**Requirement**
Below are the records; reproduce all of them exactly but without any images.

(Stored items)
□ □ □ □ □

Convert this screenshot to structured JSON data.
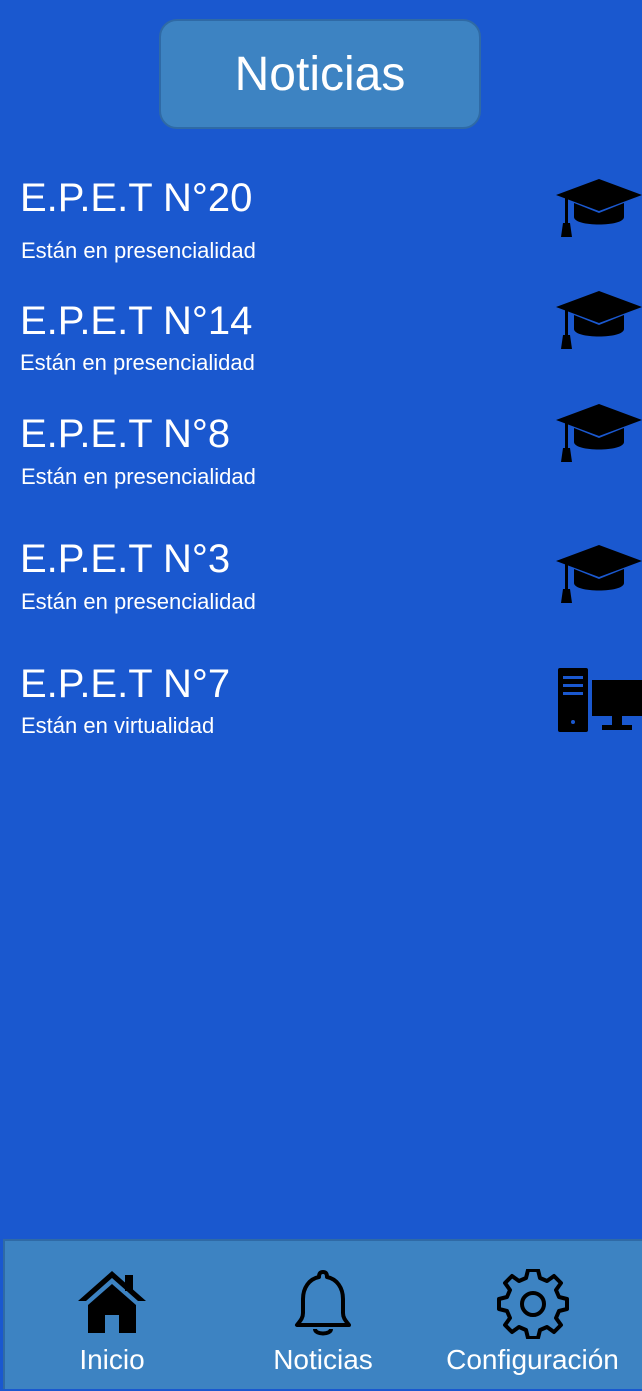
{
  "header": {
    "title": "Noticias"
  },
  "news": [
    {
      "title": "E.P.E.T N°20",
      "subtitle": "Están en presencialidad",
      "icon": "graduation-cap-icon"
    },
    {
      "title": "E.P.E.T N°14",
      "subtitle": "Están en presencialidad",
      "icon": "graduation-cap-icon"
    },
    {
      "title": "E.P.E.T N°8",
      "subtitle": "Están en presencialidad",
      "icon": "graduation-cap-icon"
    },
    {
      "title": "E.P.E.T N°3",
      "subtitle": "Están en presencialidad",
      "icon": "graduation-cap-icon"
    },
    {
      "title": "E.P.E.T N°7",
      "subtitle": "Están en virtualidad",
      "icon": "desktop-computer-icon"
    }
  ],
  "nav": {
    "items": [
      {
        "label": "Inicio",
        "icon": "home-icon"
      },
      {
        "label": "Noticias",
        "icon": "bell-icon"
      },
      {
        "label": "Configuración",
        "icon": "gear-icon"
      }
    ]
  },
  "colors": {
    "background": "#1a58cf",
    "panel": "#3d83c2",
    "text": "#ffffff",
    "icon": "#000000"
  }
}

□ □ □ □ □

**Problem solution**
Convert this screenshot to structured JSON data.
{
  "header": {
    "title": "Noticias"
  },
  "news": [
    {
      "title": "E.P.E.T N°20",
      "subtitle": "Están en presencialidad",
      "icon": "graduation-cap-icon"
    },
    {
      "title": "E.P.E.T N°14",
      "subtitle": "Están en presencialidad",
      "icon": "graduation-cap-icon"
    },
    {
      "title": "E.P.E.T N°8",
      "subtitle": "Están en presencialidad",
      "icon": "graduation-cap-icon"
    },
    {
      "title": "E.P.E.T N°3",
      "subtitle": "Están en presencialidad",
      "icon": "graduation-cap-icon"
    },
    {
      "title": "E.P.E.T N°7",
      "subtitle": "Están en virtualidad",
      "icon": "desktop-computer-icon"
    }
  ],
  "nav": {
    "items": [
      {
        "label": "Inicio",
        "icon": "home-icon"
      },
      {
        "label": "Noticias",
        "icon": "bell-icon"
      },
      {
        "label": "Configuración",
        "icon": "gear-icon"
      }
    ]
  },
  "colors": {
    "background": "#1a58cf",
    "panel": "#3d83c2",
    "text": "#ffffff",
    "icon": "#000000"
  }
}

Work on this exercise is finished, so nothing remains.